» **REQUIRED TASK**
Reproduce the records. Keep every word exact and include no images.

» **Dataset rows about figures**
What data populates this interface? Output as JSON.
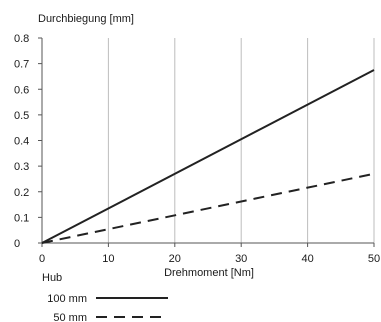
{
  "chart_data": {
    "type": "line",
    "ylabel": "Durchbiegung [mm]",
    "xlabel": "Drehmoment [Nm]",
    "xlim": [
      0,
      50
    ],
    "ylim": [
      0,
      0.8
    ],
    "x_ticks": [
      "0",
      "10",
      "20",
      "30",
      "40",
      "50"
    ],
    "y_ticks": [
      "0",
      "0.1",
      "0.2",
      "0.3",
      "0.4",
      "0.5",
      "0.6",
      "0.7",
      "0.8"
    ],
    "grid": "vertical",
    "legend_title": "Hub",
    "legend_position": "bottom-left",
    "series": [
      {
        "name": "100 mm",
        "style": "solid",
        "color": "#222222",
        "x": [
          0,
          50
        ],
        "y": [
          0,
          0.675
        ]
      },
      {
        "name": "50 mm",
        "style": "dashed",
        "color": "#222222",
        "x": [
          0,
          50
        ],
        "y": [
          0,
          0.27
        ]
      }
    ]
  }
}
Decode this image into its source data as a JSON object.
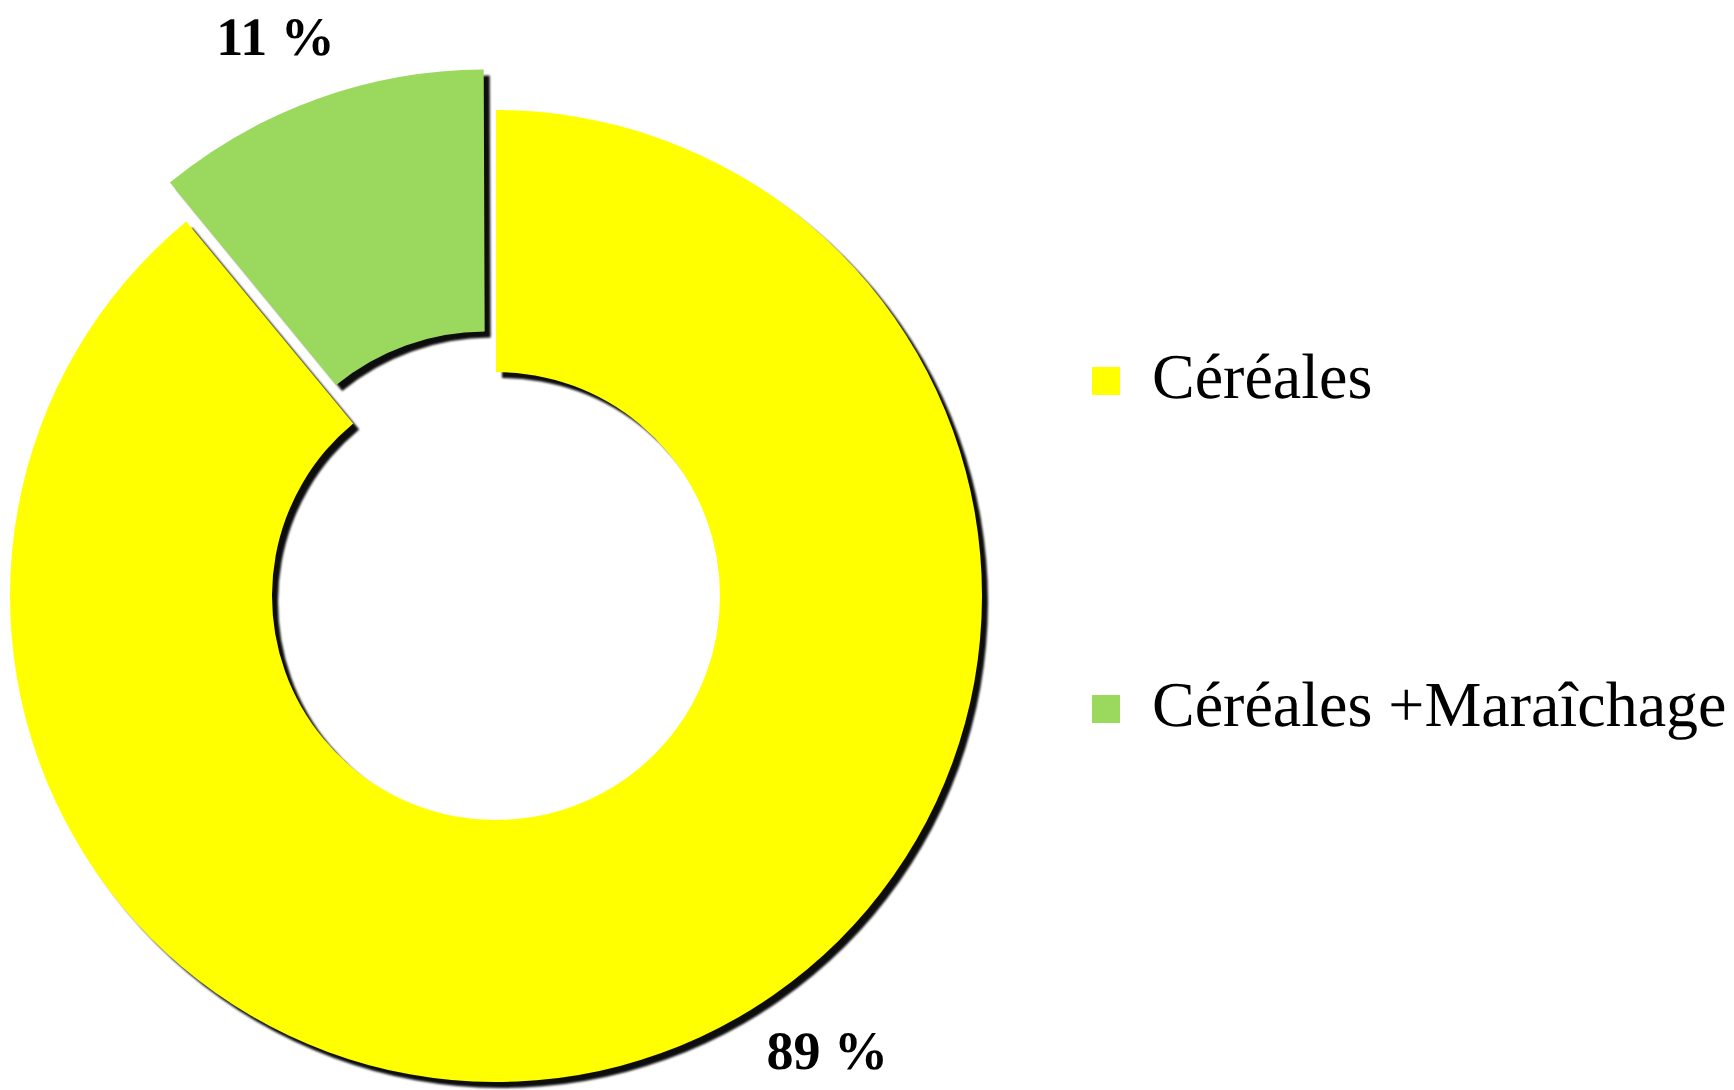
{
  "chart_data": {
    "type": "donut",
    "categories": [
      "Céréales",
      "Céréales +Maraîchage"
    ],
    "values": [
      89,
      11
    ],
    "colors": [
      "#ffff00",
      "#9ad85e"
    ],
    "value_labels": [
      "89 %",
      "11 %"
    ],
    "legend": "right"
  }
}
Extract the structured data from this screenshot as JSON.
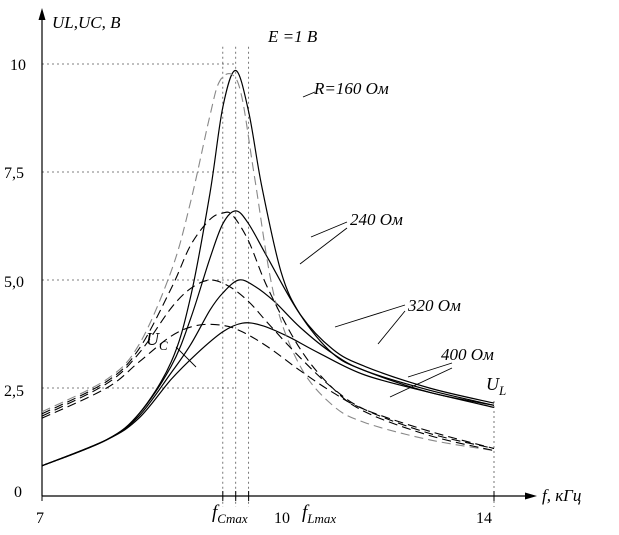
{
  "chart_data": {
    "type": "line",
    "title": "E =1 В",
    "xlabel": "f,   кГц",
    "ylabel": "UL,UC,  B",
    "xlim": [
      7,
      14
    ],
    "ylim": [
      0,
      10
    ],
    "grid": false,
    "x_ticks": [
      "7",
      "10",
      "14"
    ],
    "y_ticks": [
      "0",
      "2,5",
      "5,0",
      "7,5",
      "10"
    ],
    "annotations": {
      "r160": "R=160  Ом",
      "r240": "240  Ом",
      "r320": "320 Ом",
      "r400": "400 Ом",
      "uc": "U",
      "uc_sub": "C",
      "ul": "U",
      "ul_sub": "L",
      "fc": "f",
      "fc_sub": "Cmax",
      "fl": "f",
      "fl_sub": "Lmax"
    },
    "series": [
      {
        "name": "UL R=160 Ом",
        "style": "solid",
        "x": [
          7,
          8,
          8.5,
          9,
          9.3,
          9.6,
          9.8,
          10,
          10.2,
          10.4,
          10.7,
          11,
          11.5,
          12,
          13,
          14
        ],
        "y": [
          0.7,
          1.3,
          1.9,
          3.1,
          4.6,
          7.0,
          9.0,
          9.85,
          8.9,
          7.2,
          5.2,
          4.2,
          3.3,
          2.9,
          2.4,
          2.1
        ]
      },
      {
        "name": "UL R=240 Ом",
        "style": "solid",
        "x": [
          7,
          8,
          8.5,
          9,
          9.3,
          9.6,
          9.8,
          10,
          10.2,
          10.5,
          11,
          11.5,
          12,
          13,
          14
        ],
        "y": [
          0.7,
          1.3,
          1.9,
          3.0,
          4.1,
          5.5,
          6.3,
          6.6,
          6.3,
          5.5,
          4.2,
          3.4,
          3.0,
          2.5,
          2.15
        ]
      },
      {
        "name": "UL R=320 Ом",
        "style": "solid",
        "x": [
          7,
          8,
          8.5,
          9,
          9.3,
          9.6,
          9.8,
          10.05,
          10.3,
          10.6,
          11,
          11.5,
          12,
          13,
          14
        ],
        "y": [
          0.7,
          1.3,
          1.85,
          2.85,
          3.5,
          4.3,
          4.7,
          5.0,
          4.85,
          4.5,
          3.9,
          3.3,
          2.9,
          2.45,
          2.1
        ]
      },
      {
        "name": "UL R=400 Ом",
        "style": "solid",
        "x": [
          7,
          8,
          8.5,
          9,
          9.4,
          9.8,
          10.1,
          10.4,
          10.8,
          11.3,
          12,
          13,
          14
        ],
        "y": [
          0.7,
          1.3,
          1.8,
          2.7,
          3.3,
          3.8,
          4.0,
          3.95,
          3.7,
          3.3,
          2.8,
          2.4,
          2.05
        ]
      },
      {
        "name": "UC R=160 Ом",
        "style": "dashed",
        "x": [
          7,
          8,
          8.5,
          9,
          9.3,
          9.6,
          9.75,
          9.95,
          10.1,
          10.3,
          10.6,
          11,
          11.5,
          12,
          13,
          14
        ],
        "y": [
          1.95,
          2.7,
          3.5,
          5.2,
          6.8,
          8.8,
          9.6,
          9.75,
          9.2,
          7.3,
          4.6,
          3.0,
          2.1,
          1.7,
          1.3,
          1.05
        ]
      },
      {
        "name": "UC R=240 Ом",
        "style": "dashed",
        "x": [
          7,
          8,
          8.5,
          9,
          9.3,
          9.6,
          9.8,
          9.95,
          10.2,
          10.5,
          11,
          11.5,
          12,
          13,
          14
        ],
        "y": [
          1.9,
          2.65,
          3.4,
          4.8,
          5.8,
          6.4,
          6.55,
          6.5,
          5.9,
          4.8,
          3.4,
          2.5,
          1.95,
          1.4,
          1.05
        ]
      },
      {
        "name": "UC R=320 Ом",
        "style": "dashed",
        "x": [
          7,
          8,
          8.5,
          9,
          9.3,
          9.6,
          9.9,
          10.2,
          10.5,
          11,
          11.5,
          12,
          13,
          14
        ],
        "y": [
          1.85,
          2.6,
          3.3,
          4.35,
          4.8,
          5.0,
          4.85,
          4.5,
          4.0,
          3.2,
          2.5,
          2.0,
          1.45,
          1.1
        ]
      },
      {
        "name": "UC R=400 Ом",
        "style": "dashed",
        "x": [
          7,
          8,
          8.5,
          9,
          9.4,
          9.8,
          10.1,
          10.5,
          11,
          11.5,
          12,
          13,
          14
        ],
        "y": [
          1.8,
          2.5,
          3.1,
          3.7,
          3.95,
          3.95,
          3.8,
          3.45,
          2.9,
          2.4,
          2.0,
          1.5,
          1.1
        ]
      }
    ],
    "markers": {
      "f_Cmax": 9.8,
      "f_res": 10,
      "f_Lmax": 10.2,
      "y_dotted": [
        2.5,
        5.0,
        7.5,
        10
      ]
    }
  }
}
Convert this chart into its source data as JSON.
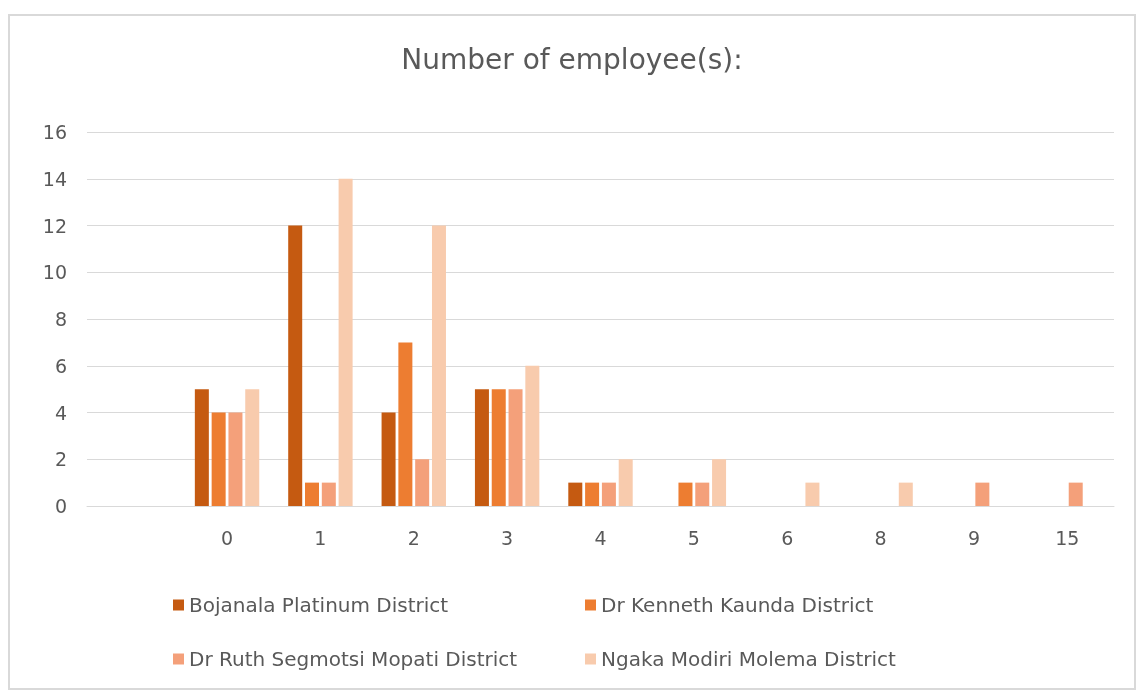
{
  "chart_data": {
    "type": "bar",
    "title": "Number of employee(s):",
    "categories": [
      null,
      "0",
      "1",
      "2",
      "3",
      "4",
      "5",
      "6",
      "8",
      "9",
      "15"
    ],
    "series": [
      {
        "name": "Bojanala Platinum District",
        "color": "#c55a11",
        "values": [
          null,
          5,
          12,
          4,
          5,
          1,
          0,
          0,
          0,
          0,
          0
        ]
      },
      {
        "name": "Dr Kenneth Kaunda District",
        "color": "#ed7d31",
        "values": [
          null,
          4,
          1,
          7,
          5,
          1,
          1,
          0,
          0,
          0,
          0
        ]
      },
      {
        "name": "Dr Ruth Segmotsi Mopati District",
        "color": "#f4a07a",
        "values": [
          null,
          4,
          1,
          2,
          5,
          1,
          1,
          0,
          0,
          1,
          1
        ]
      },
      {
        "name": "Ngaka Modiri Molema District",
        "color": "#f8cbad",
        "values": [
          null,
          5,
          14,
          12,
          6,
          2,
          2,
          1,
          1,
          0,
          0
        ]
      }
    ],
    "ylim": [
      0,
      16
    ],
    "yticks": [
      0,
      2,
      4,
      6,
      8,
      10,
      12,
      14,
      16
    ],
    "grid": "y",
    "legend": "bottom"
  }
}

» **WRITTEN ANSWER**
What data populates this interface? Output as JSON.
{
  "chart_data": {
    "type": "line",
    "ylabel": "Durchbiegung [mm]",
    "xlabel": "Drehmoment [Nm]",
    "xlim": [
      0,
      50
    ],
    "ylim": [
      0,
      0.8
    ],
    "x_ticks": [
      "0",
      "10",
      "20",
      "30",
      "40",
      "50"
    ],
    "y_ticks": [
      "0",
      "0.1",
      "0.2",
      "0.3",
      "0.4",
      "0.5",
      "0.6",
      "0.7",
      "0.8"
    ],
    "grid": "vertical",
    "legend_title": "Hub",
    "legend_position": "bottom-left",
    "series": [
      {
        "name": "100 mm",
        "style": "solid",
        "color": "#222222",
        "x": [
          0,
          50
        ],
        "y": [
          0,
          0.675
        ]
      },
      {
        "name": "50 mm",
        "style": "dashed",
        "color": "#222222",
        "x": [
          0,
          50
        ],
        "y": [
          0,
          0.27
        ]
      }
    ]
  }
}
Decode this image into its source data as a JSON object.
{
  "chart_data": {
    "type": "donut",
    "categories": [
      "Céréales",
      "Céréales +Maraîchage"
    ],
    "values": [
      89,
      11
    ],
    "colors": [
      "#ffff00",
      "#9ad85e"
    ],
    "value_labels": [
      "89 %",
      "11 %"
    ],
    "legend": "right"
  }
}
Extract the structured data from this screenshot as JSON.
{
  "chart_data": {
    "type": "line",
    "title": "E =1 В",
    "xlabel": "f,   кГц",
    "ylabel": "UL,UC,  B",
    "xlim": [
      7,
      14
    ],
    "ylim": [
      0,
      10
    ],
    "grid": false,
    "x_ticks": [
      "7",
      "10",
      "14"
    ],
    "y_ticks": [
      "0",
      "2,5",
      "5,0",
      "7,5",
      "10"
    ],
    "annotations": {
      "r160": "R=160  Ом",
      "r240": "240  Ом",
      "r320": "320 Ом",
      "r400": "400 Ом",
      "uc": "U",
      "uc_sub": "C",
      "ul": "U",
      "ul_sub": "L",
      "fc": "f",
      "fc_sub": "Cmax",
      "fl": "f",
      "fl_sub": "Lmax"
    },
    "series": [
      {
        "name": "UL R=160 Ом",
        "style": "solid",
        "x": [
          7,
          8,
          8.5,
          9,
          9.3,
          9.6,
          9.8,
          10,
          10.2,
          10.4,
          10.7,
          11,
          11.5,
          12,
          13,
          14
        ],
        "y": [
          0.7,
          1.3,
          1.9,
          3.1,
          4.6,
          7.0,
          9.0,
          9.85,
          8.9,
          7.2,
          5.2,
          4.2,
          3.3,
          2.9,
          2.4,
          2.1
        ]
      },
      {
        "name": "UL R=240 Ом",
        "style": "solid",
        "x": [
          7,
          8,
          8.5,
          9,
          9.3,
          9.6,
          9.8,
          10,
          10.2,
          10.5,
          11,
          11.5,
          12,
          13,
          14
        ],
        "y": [
          0.7,
          1.3,
          1.9,
          3.0,
          4.1,
          5.5,
          6.3,
          6.6,
          6.3,
          5.5,
          4.2,
          3.4,
          3.0,
          2.5,
          2.15
        ]
      },
      {
        "name": "UL R=320 Ом",
        "style": "solid",
        "x": [
          7,
          8,
          8.5,
          9,
          9.3,
          9.6,
          9.8,
          10.05,
          10.3,
          10.6,
          11,
          11.5,
          12,
          13,
          14
        ],
        "y": [
          0.7,
          1.3,
          1.85,
          2.85,
          3.5,
          4.3,
          4.7,
          5.0,
          4.85,
          4.5,
          3.9,
          3.3,
          2.9,
          2.45,
          2.1
        ]
      },
      {
        "name": "UL R=400 Ом",
        "style": "solid",
        "x": [
          7,
          8,
          8.5,
          9,
          9.4,
          9.8,
          10.1,
          10.4,
          10.8,
          11.3,
          12,
          13,
          14
        ],
        "y": [
          0.7,
          1.3,
          1.8,
          2.7,
          3.3,
          3.8,
          4.0,
          3.95,
          3.7,
          3.3,
          2.8,
          2.4,
          2.05
        ]
      },
      {
        "name": "UC R=160 Ом",
        "style": "dashed",
        "x": [
          7,
          8,
          8.5,
          9,
          9.3,
          9.6,
          9.75,
          9.95,
          10.1,
          10.3,
          10.6,
          11,
          11.5,
          12,
          13,
          14
        ],
        "y": [
          1.95,
          2.7,
          3.5,
          5.2,
          6.8,
          8.8,
          9.6,
          9.75,
          9.2,
          7.3,
          4.6,
          3.0,
          2.1,
          1.7,
          1.3,
          1.05
        ]
      },
      {
        "name": "UC R=240 Ом",
        "style": "dashed",
        "x": [
          7,
          8,
          8.5,
          9,
          9.3,
          9.6,
          9.8,
          9.95,
          10.2,
          10.5,
          11,
          11.5,
          12,
          13,
          14
        ],
        "y": [
          1.9,
          2.65,
          3.4,
          4.8,
          5.8,
          6.4,
          6.55,
          6.5,
          5.9,
          4.8,
          3.4,
          2.5,
          1.95,
          1.4,
          1.05
        ]
      },
      {
        "name": "UC R=320 Ом",
        "style": "dashed",
        "x": [
          7,
          8,
          8.5,
          9,
          9.3,
          9.6,
          9.9,
          10.2,
          10.5,
          11,
          11.5,
          12,
          13,
          14
        ],
        "y": [
          1.85,
          2.6,
          3.3,
          4.35,
          4.8,
          5.0,
          4.85,
          4.5,
          4.0,
          3.2,
          2.5,
          2.0,
          1.45,
          1.1
        ]
      },
      {
        "name": "UC R=400 Ом",
        "style": "dashed",
        "x": [
          7,
          8,
          8.5,
          9,
          9.4,
          9.8,
          10.1,
          10.5,
          11,
          11.5,
          12,
          13,
          14
        ],
        "y": [
          1.8,
          2.5,
          3.1,
          3.7,
          3.95,
          3.95,
          3.8,
          3.45,
          2.9,
          2.4,
          2.0,
          1.5,
          1.1
        ]
      }
    ],
    "markers": {
      "f_Cmax": 9.8,
      "f_res": 10,
      "f_Lmax": 10.2,
      "y_dotted": [
        2.5,
        5.0,
        7.5,
        10
      ]
    }
  }
}
Convert this chart into its source data as JSON.
{
  "chart_data": {
    "type": "bar",
    "title": "Number of employee(s):",
    "categories": [
      null,
      "0",
      "1",
      "2",
      "3",
      "4",
      "5",
      "6",
      "8",
      "9",
      "15"
    ],
    "series": [
      {
        "name": "Bojanala Platinum District",
        "color": "#c55a11",
        "values": [
          null,
          5,
          12,
          4,
          5,
          1,
          0,
          0,
          0,
          0,
          0
        ]
      },
      {
        "name": "Dr Kenneth Kaunda District",
        "color": "#ed7d31",
        "values": [
          null,
          4,
          1,
          7,
          5,
          1,
          1,
          0,
          0,
          0,
          0
        ]
      },
      {
        "name": "Dr Ruth Segmotsi Mopati District",
        "color": "#f4a07a",
        "values": [
          null,
          4,
          1,
          2,
          5,
          1,
          1,
          0,
          0,
          1,
          1
        ]
      },
      {
        "name": "Ngaka Modiri Molema District",
        "color": "#f8cbad",
        "values": [
          null,
          5,
          14,
          12,
          6,
          2,
          2,
          1,
          1,
          0,
          0
        ]
      }
    ],
    "ylim": [
      0,
      16
    ],
    "yticks": [
      0,
      2,
      4,
      6,
      8,
      10,
      12,
      14,
      16
    ],
    "grid": "y",
    "legend": "bottom"
  }
}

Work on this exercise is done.